Given problem: Substitute "series-label" for "legend-label" in the lines that begin at the one containing "point: [661, 261, 674, 274]" and stop after the one containing "point: [224, 156, 238, 169]". Return only those lines, with everything else unchanged.

(Region and label listings)
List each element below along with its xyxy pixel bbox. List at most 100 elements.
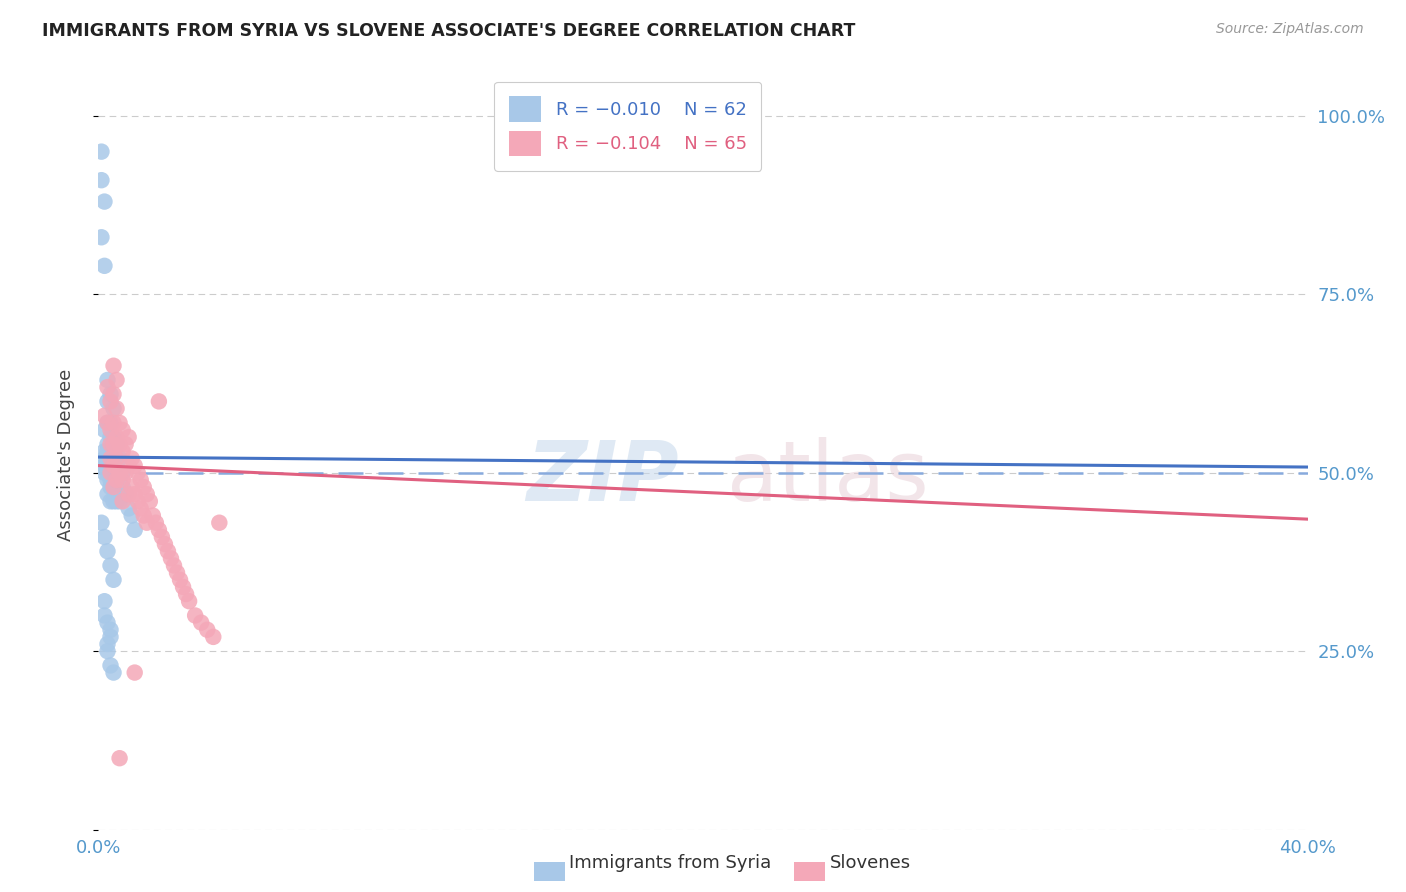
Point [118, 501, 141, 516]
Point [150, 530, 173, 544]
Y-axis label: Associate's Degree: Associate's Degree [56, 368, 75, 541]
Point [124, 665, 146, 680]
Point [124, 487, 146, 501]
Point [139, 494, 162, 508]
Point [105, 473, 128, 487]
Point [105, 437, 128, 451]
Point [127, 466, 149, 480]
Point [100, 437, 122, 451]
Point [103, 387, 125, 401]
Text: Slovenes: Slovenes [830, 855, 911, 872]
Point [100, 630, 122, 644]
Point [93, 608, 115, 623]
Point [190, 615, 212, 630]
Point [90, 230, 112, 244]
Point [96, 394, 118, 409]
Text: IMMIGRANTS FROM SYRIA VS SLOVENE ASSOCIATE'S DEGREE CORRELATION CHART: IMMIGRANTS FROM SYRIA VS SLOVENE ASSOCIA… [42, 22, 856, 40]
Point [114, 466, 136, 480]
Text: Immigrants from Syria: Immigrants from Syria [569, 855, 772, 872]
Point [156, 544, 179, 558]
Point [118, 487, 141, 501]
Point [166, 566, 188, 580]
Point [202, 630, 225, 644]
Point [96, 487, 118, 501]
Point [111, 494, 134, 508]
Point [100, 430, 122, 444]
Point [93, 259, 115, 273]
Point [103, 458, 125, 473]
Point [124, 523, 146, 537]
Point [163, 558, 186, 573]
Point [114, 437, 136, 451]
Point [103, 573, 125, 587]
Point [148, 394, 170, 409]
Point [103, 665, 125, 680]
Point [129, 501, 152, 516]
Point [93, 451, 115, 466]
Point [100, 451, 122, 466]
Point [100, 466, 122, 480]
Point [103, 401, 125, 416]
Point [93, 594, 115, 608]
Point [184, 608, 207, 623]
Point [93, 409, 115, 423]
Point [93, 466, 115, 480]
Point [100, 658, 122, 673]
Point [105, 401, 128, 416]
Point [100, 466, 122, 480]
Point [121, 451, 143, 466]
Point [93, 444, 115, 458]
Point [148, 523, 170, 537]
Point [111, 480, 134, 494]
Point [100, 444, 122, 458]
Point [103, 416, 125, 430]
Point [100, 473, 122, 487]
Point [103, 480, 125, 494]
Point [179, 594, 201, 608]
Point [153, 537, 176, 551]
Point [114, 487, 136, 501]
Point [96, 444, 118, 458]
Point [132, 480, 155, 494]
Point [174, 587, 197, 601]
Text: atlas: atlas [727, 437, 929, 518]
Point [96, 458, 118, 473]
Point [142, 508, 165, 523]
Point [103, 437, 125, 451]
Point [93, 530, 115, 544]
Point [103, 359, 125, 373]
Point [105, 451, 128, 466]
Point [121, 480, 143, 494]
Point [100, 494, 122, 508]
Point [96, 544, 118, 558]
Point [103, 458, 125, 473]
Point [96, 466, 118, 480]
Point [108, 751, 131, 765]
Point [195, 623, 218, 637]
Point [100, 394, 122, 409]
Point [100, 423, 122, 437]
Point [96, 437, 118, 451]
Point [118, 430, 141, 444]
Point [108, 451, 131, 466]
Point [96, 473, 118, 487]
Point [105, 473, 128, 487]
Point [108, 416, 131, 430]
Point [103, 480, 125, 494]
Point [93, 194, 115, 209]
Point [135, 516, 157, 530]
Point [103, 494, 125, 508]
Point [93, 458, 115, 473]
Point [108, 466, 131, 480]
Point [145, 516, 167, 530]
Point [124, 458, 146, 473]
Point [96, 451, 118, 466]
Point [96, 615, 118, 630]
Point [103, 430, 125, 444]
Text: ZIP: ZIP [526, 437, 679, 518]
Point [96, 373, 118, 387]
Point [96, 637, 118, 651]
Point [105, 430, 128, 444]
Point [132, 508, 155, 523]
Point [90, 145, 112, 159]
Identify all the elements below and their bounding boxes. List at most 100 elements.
---
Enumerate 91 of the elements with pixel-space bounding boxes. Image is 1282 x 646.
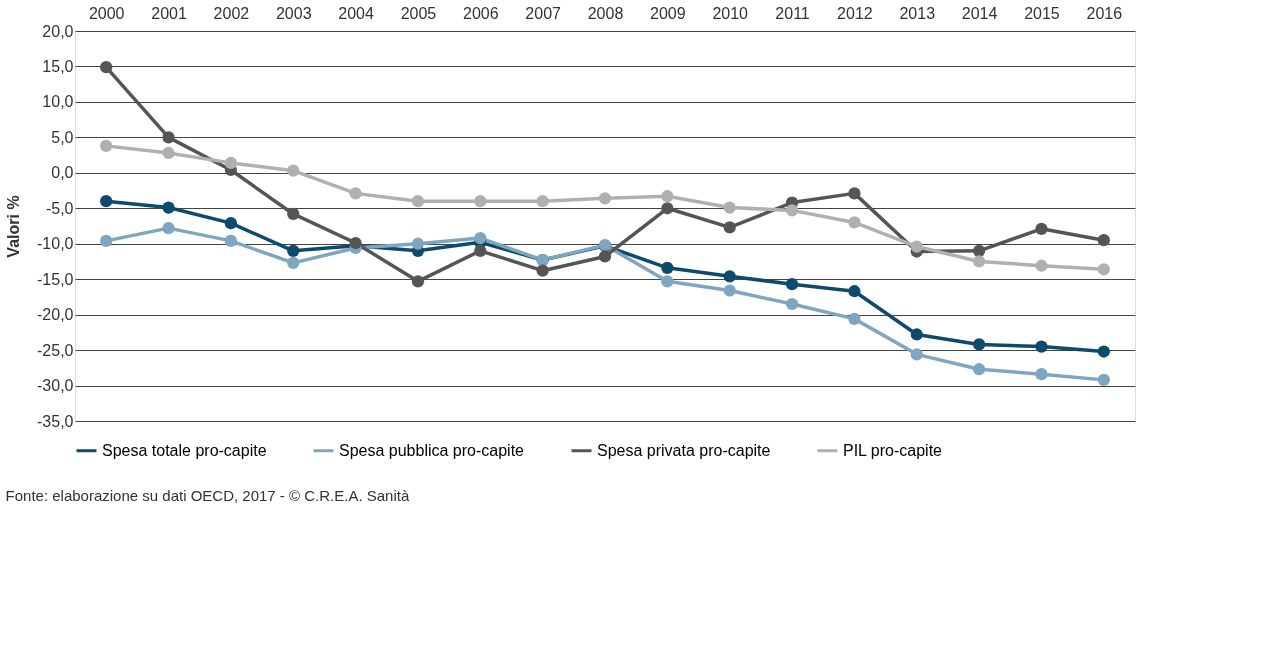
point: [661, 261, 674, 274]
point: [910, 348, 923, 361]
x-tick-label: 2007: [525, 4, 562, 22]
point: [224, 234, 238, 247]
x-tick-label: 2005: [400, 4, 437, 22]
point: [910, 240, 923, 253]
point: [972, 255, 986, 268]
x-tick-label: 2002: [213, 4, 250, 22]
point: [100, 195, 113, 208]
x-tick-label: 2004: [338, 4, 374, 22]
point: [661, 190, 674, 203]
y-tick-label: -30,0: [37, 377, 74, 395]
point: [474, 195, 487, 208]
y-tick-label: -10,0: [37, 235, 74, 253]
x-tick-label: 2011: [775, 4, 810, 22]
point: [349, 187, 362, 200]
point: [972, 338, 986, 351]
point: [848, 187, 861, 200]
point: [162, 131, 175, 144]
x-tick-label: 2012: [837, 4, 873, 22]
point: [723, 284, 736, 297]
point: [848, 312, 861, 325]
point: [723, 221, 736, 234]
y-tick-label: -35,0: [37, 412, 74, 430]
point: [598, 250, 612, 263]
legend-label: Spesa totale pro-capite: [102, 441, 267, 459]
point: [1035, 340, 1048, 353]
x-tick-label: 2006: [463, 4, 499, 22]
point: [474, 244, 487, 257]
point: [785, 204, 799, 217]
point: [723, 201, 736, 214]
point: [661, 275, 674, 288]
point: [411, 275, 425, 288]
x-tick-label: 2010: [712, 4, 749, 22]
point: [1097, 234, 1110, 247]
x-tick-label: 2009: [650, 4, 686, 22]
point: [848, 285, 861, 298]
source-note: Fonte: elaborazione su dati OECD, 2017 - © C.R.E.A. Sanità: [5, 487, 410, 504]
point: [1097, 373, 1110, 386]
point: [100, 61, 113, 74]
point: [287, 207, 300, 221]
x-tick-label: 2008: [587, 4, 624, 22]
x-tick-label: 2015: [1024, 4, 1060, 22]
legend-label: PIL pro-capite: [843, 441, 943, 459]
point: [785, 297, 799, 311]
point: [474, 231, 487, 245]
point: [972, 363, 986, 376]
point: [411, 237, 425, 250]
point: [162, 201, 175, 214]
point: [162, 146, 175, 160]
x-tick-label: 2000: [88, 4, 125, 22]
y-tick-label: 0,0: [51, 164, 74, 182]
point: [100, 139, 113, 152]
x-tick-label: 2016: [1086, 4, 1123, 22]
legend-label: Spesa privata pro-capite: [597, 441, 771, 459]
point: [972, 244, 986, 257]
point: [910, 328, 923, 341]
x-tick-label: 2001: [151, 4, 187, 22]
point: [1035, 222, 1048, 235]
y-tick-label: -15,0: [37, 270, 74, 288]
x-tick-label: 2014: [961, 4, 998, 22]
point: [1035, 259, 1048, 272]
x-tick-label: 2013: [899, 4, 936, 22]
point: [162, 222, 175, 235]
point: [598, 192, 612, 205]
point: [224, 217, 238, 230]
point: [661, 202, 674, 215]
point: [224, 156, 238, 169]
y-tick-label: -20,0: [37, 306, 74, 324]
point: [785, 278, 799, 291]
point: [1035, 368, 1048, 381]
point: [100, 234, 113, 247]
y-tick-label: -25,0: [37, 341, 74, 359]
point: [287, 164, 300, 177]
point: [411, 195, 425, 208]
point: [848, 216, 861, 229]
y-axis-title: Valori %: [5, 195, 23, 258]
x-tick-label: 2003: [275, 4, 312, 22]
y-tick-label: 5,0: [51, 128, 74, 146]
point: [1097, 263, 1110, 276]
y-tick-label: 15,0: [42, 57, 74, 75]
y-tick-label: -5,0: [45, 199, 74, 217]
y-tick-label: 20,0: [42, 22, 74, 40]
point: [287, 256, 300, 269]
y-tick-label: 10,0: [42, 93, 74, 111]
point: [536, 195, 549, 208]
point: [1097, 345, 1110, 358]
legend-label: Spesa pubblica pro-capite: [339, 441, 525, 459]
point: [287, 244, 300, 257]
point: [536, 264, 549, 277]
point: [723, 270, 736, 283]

Final result:
point: [661, 261, 674, 274]
point: [910, 348, 923, 361]
x-tick-label: 2007: [525, 4, 562, 22]
point: [224, 234, 238, 247]
x-tick-label: 2005: [400, 4, 437, 22]
point: [910, 240, 923, 253]
point: [972, 255, 986, 268]
x-tick-label: 2002: [213, 4, 250, 22]
point: [100, 195, 113, 208]
x-tick-label: 2004: [338, 4, 374, 22]
point: [661, 190, 674, 203]
y-tick-label: -30,0: [37, 377, 74, 395]
point: [474, 195, 487, 208]
y-tick-label: -10,0: [37, 235, 74, 253]
x-tick-label: 2011: [775, 4, 810, 22]
point: [349, 187, 362, 200]
point: [972, 338, 986, 351]
point: [848, 187, 861, 200]
point: [162, 131, 175, 144]
x-tick-label: 2012: [837, 4, 873, 22]
point: [723, 284, 736, 297]
point: [848, 312, 861, 325]
point: [723, 221, 736, 234]
y-tick-label: -35,0: [37, 412, 74, 430]
point: [598, 250, 612, 263]
series-label: Spesa totale pro-capite: [102, 441, 267, 459]
point: [1035, 340, 1048, 353]
x-tick-label: 2006: [463, 4, 499, 22]
point: [474, 244, 487, 257]
point: [785, 204, 799, 217]
point: [723, 201, 736, 214]
point: [661, 275, 674, 288]
point: [411, 275, 425, 288]
x-tick-label: 2010: [712, 4, 749, 22]
point: [1097, 234, 1110, 247]
x-tick-label: 2009: [650, 4, 686, 22]
point: [848, 285, 861, 298]
source-note: Fonte: elaborazione su dati OECD, 2017 - © C.R.E.A. Sanità: [5, 487, 410, 504]
point: [1097, 373, 1110, 386]
point: [100, 61, 113, 74]
point: [287, 207, 300, 221]
x-tick-label: 2008: [587, 4, 624, 22]
x-tick-label: 2015: [1024, 4, 1060, 22]
series-label: PIL pro-capite: [843, 441, 943, 459]
point: [785, 297, 799, 311]
point: [474, 231, 487, 245]
point: [972, 363, 986, 376]
point: [411, 237, 425, 250]
point: [162, 201, 175, 214]
point: [162, 146, 175, 160]
x-tick-label: 2000: [88, 4, 125, 22]
y-tick-label: 0,0: [51, 164, 74, 182]
point: [100, 139, 113, 152]
x-tick-label: 2016: [1086, 4, 1123, 22]
series-label: Spesa privata pro-capite: [597, 441, 771, 459]
point: [972, 244, 986, 257]
point: [910, 328, 923, 341]
x-tick-label: 2001: [151, 4, 187, 22]
point: [1035, 222, 1048, 235]
y-tick-label: -15,0: [37, 270, 74, 288]
x-tick-label: 2014: [961, 4, 998, 22]
point: [1035, 259, 1048, 272]
x-tick-label: 2013: [899, 4, 936, 22]
point: [162, 222, 175, 235]
point: [598, 192, 612, 205]
point: [224, 217, 238, 230]
point: [661, 202, 674, 215]
point: [224, 156, 238, 169]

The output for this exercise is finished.